+++ RECORDS SUPPLIED +++
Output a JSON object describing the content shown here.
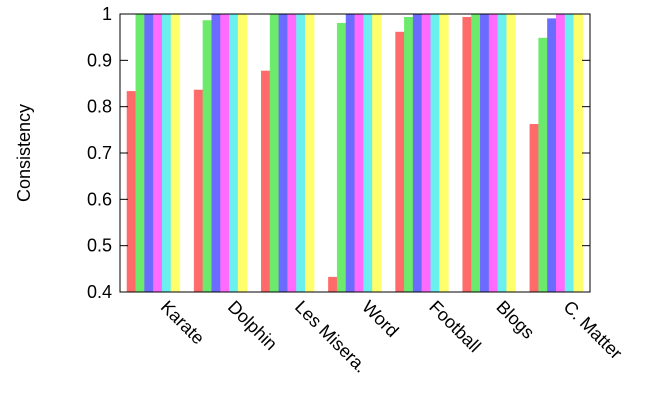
{
  "chart_data": {
    "type": "bar",
    "ylabel": "Consistency",
    "xlabel": "",
    "ylim": [
      0.4,
      1.0
    ],
    "yticks": [
      "0.4",
      "0.5",
      "0.6",
      "0.7",
      "0.8",
      "0.9",
      "1"
    ],
    "grid": false,
    "categories": [
      "Karate",
      "Dolphin",
      "Les Misera.",
      "Word",
      "Football",
      "Blogs",
      "C. Matter"
    ],
    "series": [
      {
        "color": "#ff6b6b",
        "values": [
          0.833,
          0.836,
          0.877,
          0.432,
          0.961,
          0.993,
          0.762
        ]
      },
      {
        "color": "#6bea6b",
        "values": [
          1.0,
          0.986,
          1.0,
          0.98,
          0.993,
          1.0,
          0.948
        ]
      },
      {
        "color": "#6b6bff",
        "values": [
          1.0,
          1.0,
          1.0,
          1.0,
          1.0,
          1.0,
          0.99
        ]
      },
      {
        "color": "#ff6bff",
        "values": [
          1.0,
          1.0,
          1.0,
          1.0,
          1.0,
          1.0,
          1.0
        ]
      },
      {
        "color": "#6bf0f0",
        "values": [
          1.0,
          1.0,
          1.0,
          1.0,
          1.0,
          1.0,
          1.0
        ]
      },
      {
        "color": "#ffff6b",
        "values": [
          1.0,
          1.0,
          1.0,
          1.0,
          1.0,
          1.0,
          1.0
        ]
      }
    ]
  }
}
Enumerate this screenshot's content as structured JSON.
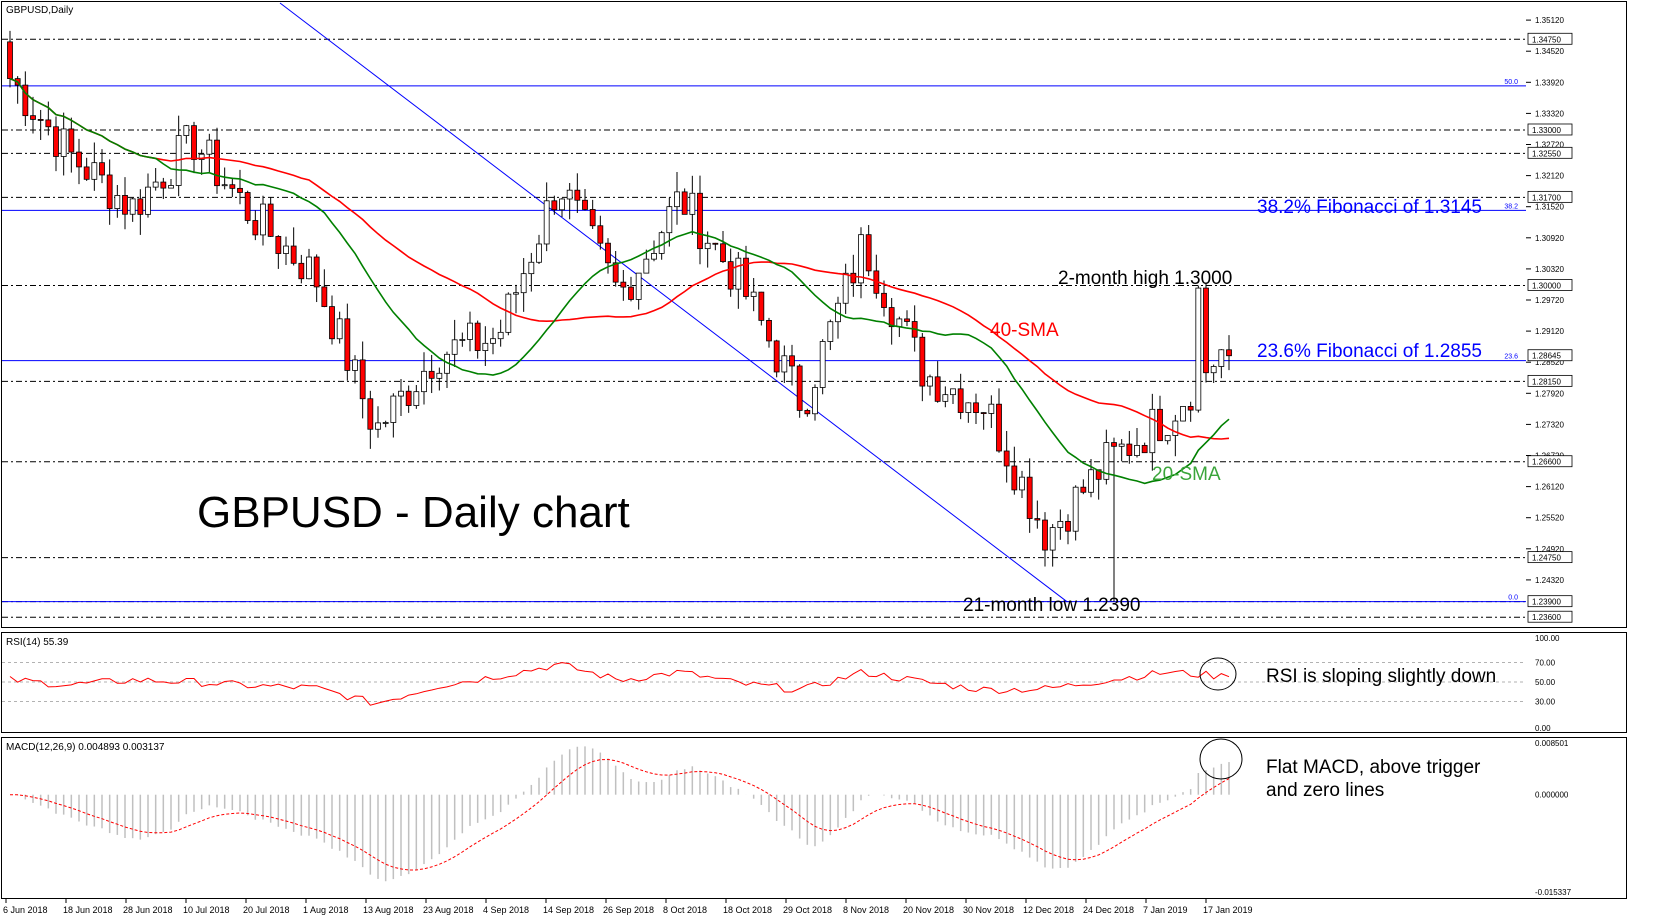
{
  "header": {
    "symbol": "GBPUSD,Daily"
  },
  "headline": "GBPUSD - Daily chart",
  "colors": {
    "bull": "#ffffff",
    "bear": "#ff0000",
    "wick": "#000000",
    "sma20": "#008000",
    "sma40": "#ff0000",
    "fib": "#0000ff",
    "rsi": "#ff0000",
    "macd_hist": "#c0c0c0",
    "macd_signal": "#ff0000",
    "grid_dash": "#000000"
  },
  "annotations": {
    "fib382": "38.2% Fibonacci of 1.3145",
    "fib236": "23.6% Fibonacci of 1.2855",
    "high": "2-month high 1.3000",
    "low": "21-month low 1.2390",
    "sma40": "40-SMA",
    "sma20": "20-SMA",
    "rsi_note": "RSI is sloping slightly down",
    "macd_note_1": "Flat MACD, above trigger",
    "macd_note_2": "and zero lines"
  },
  "fib_tags": {
    "f50": "50.0",
    "f382": "38.2",
    "f236": "23.6",
    "f0": "0.0"
  },
  "price_axis": {
    "ticks": [
      "1.35120",
      "1.34520",
      "1.33920",
      "1.33320",
      "1.32720",
      "1.32120",
      "1.31520",
      "1.30920",
      "1.30320",
      "1.29720",
      "1.29120",
      "1.28520",
      "1.27920",
      "1.27320",
      "1.26720",
      "1.26120",
      "1.25520",
      "1.24920",
      "1.24320"
    ],
    "boxed_levels": [
      "1.34750",
      "1.33000",
      "1.32550",
      "1.31700",
      "1.30000",
      "1.28645",
      "1.28150",
      "1.26600",
      "1.24750",
      "1.23900",
      "1.23600"
    ]
  },
  "rsi_panel": {
    "label": "RSI(14) 55.39",
    "ticks": [
      "100.00",
      "70.00",
      "50.00",
      "30.00",
      "0.00"
    ]
  },
  "macd_panel": {
    "label": "MACD(12,26,9) 0.004893 0.003137",
    "ticks": [
      "0.008501",
      "0.000000",
      "-0.015337"
    ]
  },
  "dates": [
    "6 Jun 2018",
    "18 Jun 2018",
    "28 Jun 2018",
    "10 Jul 2018",
    "20 Jul 2018",
    "1 Aug 2018",
    "13 Aug 2018",
    "23 Aug 2018",
    "4 Sep 2018",
    "14 Sep 2018",
    "26 Sep 2018",
    "8 Oct 2018",
    "18 Oct 2018",
    "29 Oct 2018",
    "8 Nov 2018",
    "20 Nov 2018",
    "30 Nov 2018",
    "12 Dec 2018",
    "24 Dec 2018",
    "7 Jan 2019",
    "17 Jan 2019"
  ],
  "chart_data": [
    {
      "type": "candlestick",
      "title": "GBPUSD,Daily",
      "ylim": [
        1.2345,
        1.3545
      ],
      "y_ticks": [
        1.3512,
        1.3452,
        1.3392,
        1.3332,
        1.3272,
        1.3212,
        1.3152,
        1.3092,
        1.3032,
        1.2972,
        1.2912,
        1.2852,
        1.2792,
        1.2732,
        1.2672,
        1.2612,
        1.2552,
        1.2492,
        1.2432
      ],
      "horizontal_levels": [
        1.3475,
        1.33,
        1.3255,
        1.317,
        1.3,
        1.2815,
        1.266,
        1.2475,
        1.239,
        1.236
      ],
      "fibonacci": [
        {
          "label": "50.0",
          "value": 1.3385
        },
        {
          "label": "38.2",
          "value": 1.3145
        },
        {
          "label": "23.6",
          "value": 1.2855
        },
        {
          "label": "0.0",
          "value": 1.239
        }
      ],
      "last_price": 1.28645,
      "anchors": [
        {
          "date": "6 Jun 2018",
          "close": 1.34
        },
        {
          "date": "18 Jun 2018",
          "close": 1.325
        },
        {
          "date": "28 Jun 2018",
          "close": 1.315
        },
        {
          "date": "10 Jul 2018",
          "close": 1.328
        },
        {
          "date": "20 Jul 2018",
          "close": 1.313
        },
        {
          "date": "1 Aug 2018",
          "close": 1.302
        },
        {
          "date": "13 Aug 2018",
          "close": 1.272
        },
        {
          "date": "23 Aug 2018",
          "close": 1.287
        },
        {
          "date": "4 Sep 2018",
          "close": 1.29
        },
        {
          "date": "14 Sep 2018",
          "close": 1.32
        },
        {
          "date": "26 Sep 2018",
          "close": 1.298
        },
        {
          "date": "8 Oct 2018",
          "close": 1.317
        },
        {
          "date": "18 Oct 2018",
          "close": 1.3
        },
        {
          "date": "29 Oct 2018",
          "close": 1.277
        },
        {
          "date": "8 Nov 2018",
          "close": 1.308
        },
        {
          "date": "20 Nov 2018",
          "close": 1.283
        },
        {
          "date": "30 Nov 2018",
          "close": 1.277
        },
        {
          "date": "12 Dec 2018",
          "close": 1.252
        },
        {
          "date": "24 Dec 2018",
          "close": 1.266
        },
        {
          "date": "7 Jan 2019",
          "close": 1.275
        },
        {
          "date": "17 Jan 2019",
          "close": 1.289
        }
      ],
      "annotations": [
        "38.2% Fibonacci of 1.3145",
        "23.6% Fibonacci of 1.2855",
        "2-month high 1.3000",
        "21-month low 1.2390",
        "40-SMA",
        "20-SMA"
      ]
    },
    {
      "type": "line",
      "title": "RSI(14) 55.39",
      "ylim": [
        0,
        100
      ],
      "y_ticks": [
        100,
        70,
        50,
        30,
        0
      ],
      "last_value": 55.39,
      "anchors": [
        52,
        47,
        52,
        50,
        46,
        44,
        28,
        46,
        56,
        68,
        52,
        60,
        48,
        42,
        60,
        50,
        42,
        43,
        52,
        60,
        55.39
      ]
    },
    {
      "type": "line",
      "title": "MACD(12,26,9) 0.004893 0.003137",
      "ylim": [
        -0.015337,
        0.008501
      ],
      "y_ticks": [
        0.008501,
        0.0,
        -0.015337
      ],
      "macd": 0.004893,
      "signal": 0.003137
    }
  ]
}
+++
GOAL:
Working from the entries above, return all lines that contain "Daily".

RESULT:
    "symbol": "GBPUSD,Daily"
  "headline": "GBPUSD - Daily chart",
      "title": "GBPUSD,Daily",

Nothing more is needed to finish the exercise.